--- Begin Data extract ---

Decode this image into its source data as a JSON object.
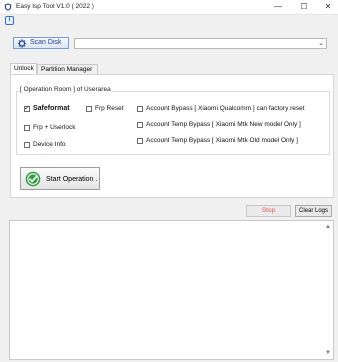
{
  "window": {
    "title": "Easy Isp Tool V1.0 ( 2022 )",
    "minimize": "—",
    "maximize": "☐",
    "close": "✕"
  },
  "toolbar": {
    "info_icon": "i",
    "scan_label": "Scan Disk",
    "disk_value": "",
    "dropdown_icon": "chevron-down-icon"
  },
  "tabs": [
    {
      "label": "Unlock",
      "active": true
    },
    {
      "label": "Partition Manager",
      "active": false
    }
  ],
  "group": {
    "title": "[ Operation Room ] of Userarea"
  },
  "options": {
    "safeformat": {
      "label": "Safeformat",
      "checked": true
    },
    "frp_reset": {
      "label": "Frp Reset",
      "checked": false
    },
    "frp_userlock": {
      "label": "Frp + Userlock",
      "checked": false
    },
    "device_info": {
      "label": "Device Info",
      "checked": false
    },
    "bypass_qualcomm": {
      "label": "Account  Bypass [ Xiaomi Qualcomm ] can factory reset",
      "checked": false
    },
    "temp_bypass_new": {
      "label": "Account Temp Bypass [ Xiaomi Mtk New model Only ]",
      "checked": false
    },
    "temp_bypass_old": {
      "label": "Account Temp Bypass [ Xiaomi Mtk Old model Only ]",
      "checked": false
    }
  },
  "actions": {
    "start_label": "Start Operation .",
    "stop_label": "Stop",
    "clear_label": "Clear Logs"
  },
  "log": {
    "content": "",
    "scroll_up": "▲",
    "scroll_down": "▼"
  },
  "colors": {
    "accent": "#3a70c4",
    "stop_text": "#e05a5a",
    "start_icon": "#2e9e3f"
  }
}
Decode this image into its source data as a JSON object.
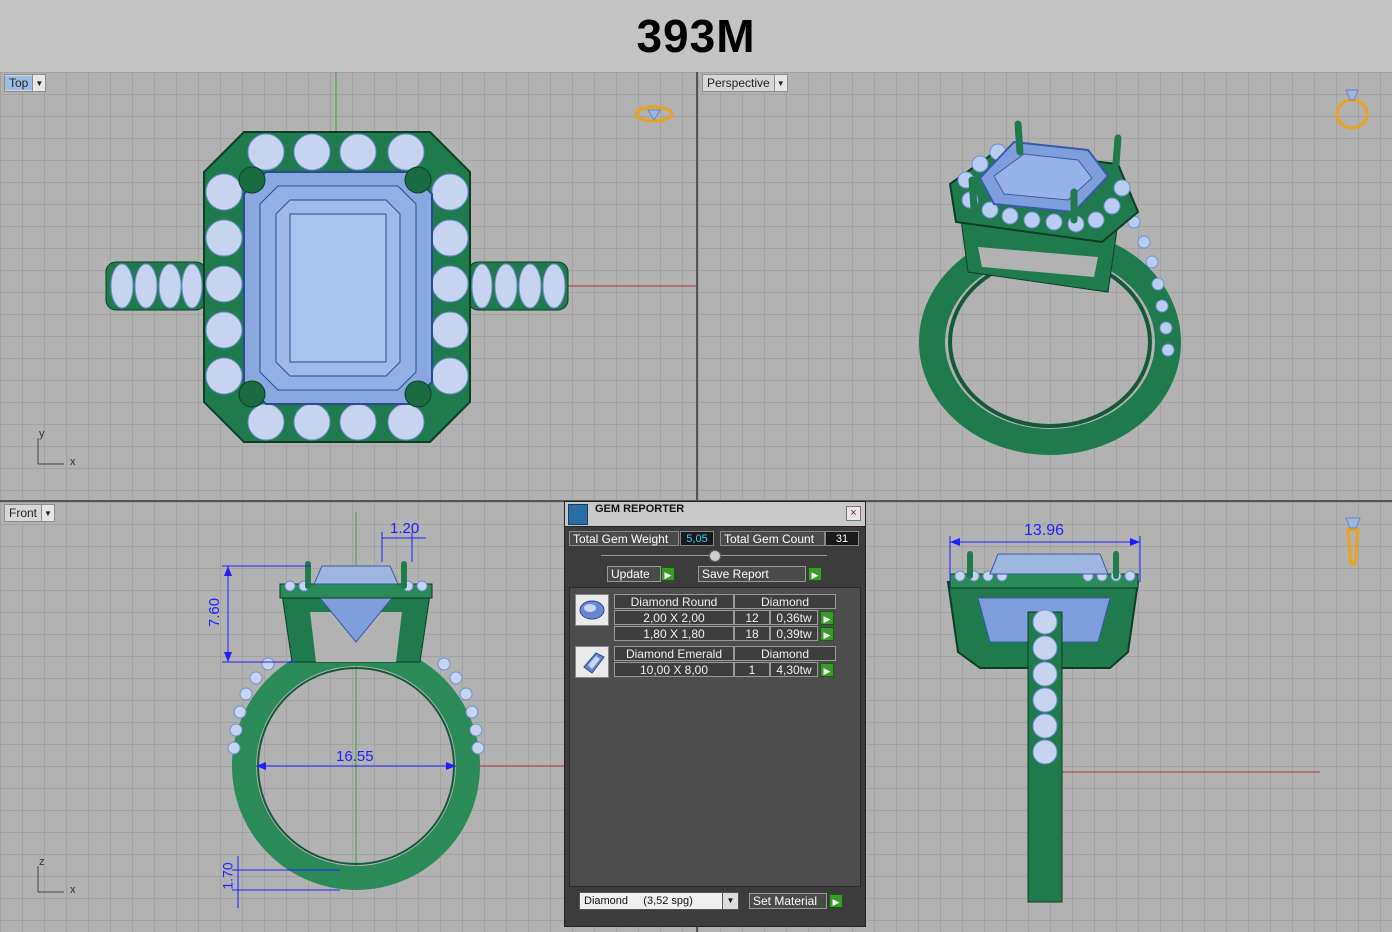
{
  "title": "393M",
  "viewports": {
    "top": {
      "label": "Top",
      "axis_y": "y",
      "axis_x": "x"
    },
    "perspective": {
      "label": "Perspective"
    },
    "front": {
      "label": "Front",
      "axis_z": "z",
      "axis_x": "x"
    },
    "right": {}
  },
  "dimensions": {
    "prong_width": "1.20",
    "head_height": "7.60",
    "inner_diameter": "16.55",
    "shank_thickness": "1.70",
    "halo_width": "13.96"
  },
  "gem_reporter": {
    "title": "GEM REPORTER",
    "close_glyph": "×",
    "total_weight_label": "Total Gem Weight",
    "total_weight_value": "5,05",
    "total_count_label": "Total Gem Count",
    "total_count_value": "31",
    "update_label": "Update",
    "save_report_label": "Save Report",
    "gems": [
      {
        "name": "Diamond Round",
        "material": "Diamond",
        "rows": [
          {
            "size": "2,00 X 2,00",
            "count": "12",
            "weight": "0,36tw"
          },
          {
            "size": "1,80 X 1,80",
            "count": "18",
            "weight": "0,39tw"
          }
        ]
      },
      {
        "name": "Diamond Emerald",
        "material": "Diamond",
        "rows": [
          {
            "size": "10,00 X 8,00",
            "count": "1",
            "weight": "4,30tw"
          }
        ]
      }
    ],
    "material_select": "Diamond     (3,52 spg)",
    "set_material_label": "Set Material"
  },
  "colors": {
    "metal": "#1f7a4d",
    "metal_dark": "#15583a",
    "gem": "#7f9fdc",
    "gem_light": "#b8cdf0",
    "dimension": "#1e1eff",
    "axis_red": "#b03030",
    "axis_green": "#3aa03a",
    "viewport_bg": "#b2b2b2"
  },
  "icons": [
    "ring-top-icon",
    "ring-perspective-icon",
    "ring-side-icon",
    "gem-reporter-icon",
    "dropdown-arrow-icon",
    "go-arrow-icon",
    "close-icon"
  ]
}
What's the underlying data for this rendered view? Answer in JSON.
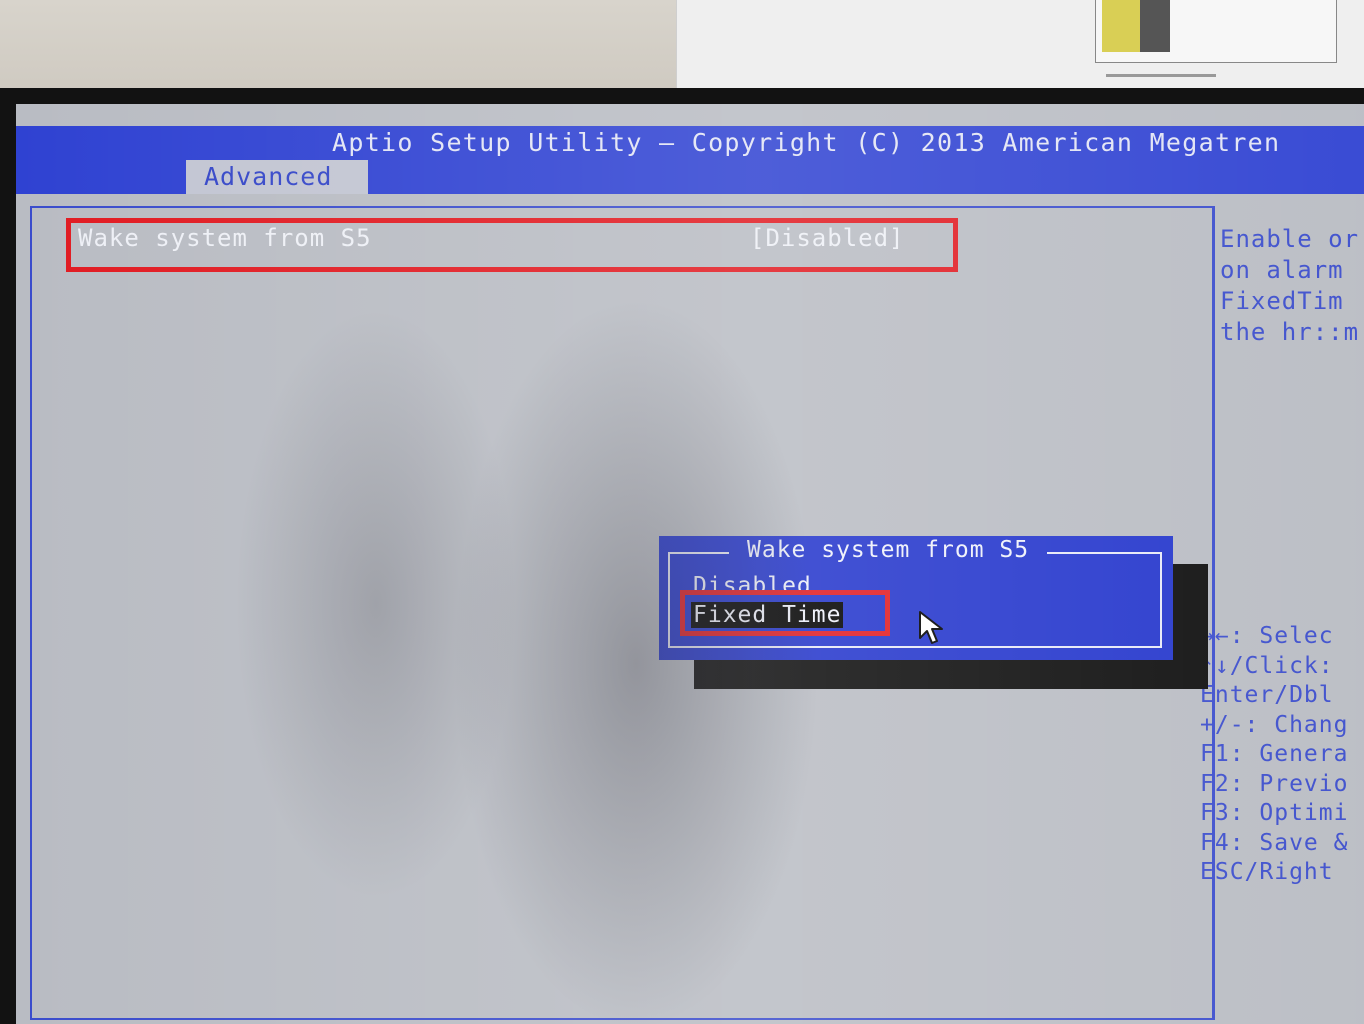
{
  "header": {
    "title": "Aptio Setup Utility – Copyright (C) 2013 American Megatren",
    "active_tab": "Advanced"
  },
  "settings": [
    {
      "label": "Wake system from S5",
      "value": "[Disabled]"
    }
  ],
  "help_text": [
    "Enable or",
    "on alarm",
    "FixedTim",
    "the hr::m"
  ],
  "key_help": [
    "→←: Selec",
    "↑↓/Click:",
    "Enter/Dbl",
    "+/-: Chang",
    "F1: Genera",
    "F2: Previo",
    "F3: Optimi",
    "F4: Save &",
    "ESC/Right"
  ],
  "popup": {
    "title": "Wake system from S5",
    "options": [
      "Disabled",
      "Fixed Time"
    ],
    "selected": "Fixed Time"
  },
  "colors": {
    "bios_blue": "#2f42d2",
    "panel_bg": "#b9bcc3",
    "annotation_red": "#e11b22"
  }
}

--- End Data extract ---

**Short exercise**
Output every entry verbatim. Pictures do not belong in the copy.

**Solution to the problem**
Decode this image into its source data as a JSON object.
{
  "window": {
    "title": "Easy Isp Tool V1.0 ( 2022 )",
    "minimize": "—",
    "maximize": "☐",
    "close": "✕"
  },
  "toolbar": {
    "info_icon": "i",
    "scan_label": "Scan Disk",
    "disk_value": "",
    "dropdown_icon": "chevron-down-icon"
  },
  "tabs": [
    {
      "label": "Unlock",
      "active": true
    },
    {
      "label": "Partition Manager",
      "active": false
    }
  ],
  "group": {
    "title": "[ Operation Room ] of Userarea"
  },
  "options": {
    "safeformat": {
      "label": "Safeformat",
      "checked": true
    },
    "frp_reset": {
      "label": "Frp Reset",
      "checked": false
    },
    "frp_userlock": {
      "label": "Frp + Userlock",
      "checked": false
    },
    "device_info": {
      "label": "Device Info",
      "checked": false
    },
    "bypass_qualcomm": {
      "label": "Account  Bypass [ Xiaomi Qualcomm ] can factory reset",
      "checked": false
    },
    "temp_bypass_new": {
      "label": "Account Temp Bypass [ Xiaomi Mtk New model Only ]",
      "checked": false
    },
    "temp_bypass_old": {
      "label": "Account Temp Bypass [ Xiaomi Mtk Old model Only ]",
      "checked": false
    }
  },
  "actions": {
    "start_label": "Start Operation .",
    "stop_label": "Stop",
    "clear_label": "Clear Logs"
  },
  "log": {
    "content": "",
    "scroll_up": "▲",
    "scroll_down": "▼"
  },
  "colors": {
    "accent": "#3a70c4",
    "stop_text": "#e05a5a",
    "start_icon": "#2e9e3f"
  }
}
Decode this image into its source data as a JSON object.
{
  "title": "393M",
  "viewports": {
    "top": {
      "label": "Top",
      "axis_y": "y",
      "axis_x": "x"
    },
    "perspective": {
      "label": "Perspective"
    },
    "front": {
      "label": "Front",
      "axis_z": "z",
      "axis_x": "x"
    },
    "right": {}
  },
  "dimensions": {
    "prong_width": "1.20",
    "head_height": "7.60",
    "inner_diameter": "16.55",
    "shank_thickness": "1.70",
    "halo_width": "13.96"
  },
  "gem_reporter": {
    "title": "GEM REPORTER",
    "close_glyph": "×",
    "total_weight_label": "Total Gem Weight",
    "total_weight_value": "5,05",
    "total_count_label": "Total Gem Count",
    "total_count_value": "31",
    "update_label": "Update",
    "save_report_label": "Save Report",
    "gems": [
      {
        "name": "Diamond Round",
        "material": "Diamond",
        "rows": [
          {
            "size": "2,00 X 2,00",
            "count": "12",
            "weight": "0,36tw"
          },
          {
            "size": "1,80 X 1,80",
            "count": "18",
            "weight": "0,39tw"
          }
        ]
      },
      {
        "name": "Diamond Emerald",
        "material": "Diamond",
        "rows": [
          {
            "size": "10,00 X 8,00",
            "count": "1",
            "weight": "4,30tw"
          }
        ]
      }
    ],
    "material_select": "Diamond     (3,52 spg)",
    "set_material_label": "Set Material"
  },
  "colors": {
    "metal": "#1f7a4d",
    "metal_dark": "#15583a",
    "gem": "#7f9fdc",
    "gem_light": "#b8cdf0",
    "dimension": "#1e1eff",
    "axis_red": "#b03030",
    "axis_green": "#3aa03a",
    "viewport_bg": "#b2b2b2"
  },
  "icons": [
    "ring-top-icon",
    "ring-perspective-icon",
    "ring-side-icon",
    "gem-reporter-icon",
    "dropdown-arrow-icon",
    "go-arrow-icon",
    "close-icon"
  ]
}
What's the underlying data for this rendered view? Answer in JSON.
{
  "header": {
    "title": "Aptio Setup Utility – Copyright (C) 2013 American Megatren",
    "active_tab": "Advanced"
  },
  "settings": [
    {
      "label": "Wake system from S5",
      "value": "[Disabled]"
    }
  ],
  "help_text": [
    "Enable or",
    "on alarm",
    "FixedTim",
    "the hr::m"
  ],
  "key_help": [
    "→←: Selec",
    "↑↓/Click:",
    "Enter/Dbl",
    "+/-: Chang",
    "F1: Genera",
    "F2: Previo",
    "F3: Optimi",
    "F4: Save &",
    "ESC/Right"
  ],
  "popup": {
    "title": "Wake system from S5",
    "options": [
      "Disabled",
      "Fixed Time"
    ],
    "selected": "Fixed Time"
  },
  "colors": {
    "bios_blue": "#2f42d2",
    "panel_bg": "#b9bcc3",
    "annotation_red": "#e11b22"
  }
}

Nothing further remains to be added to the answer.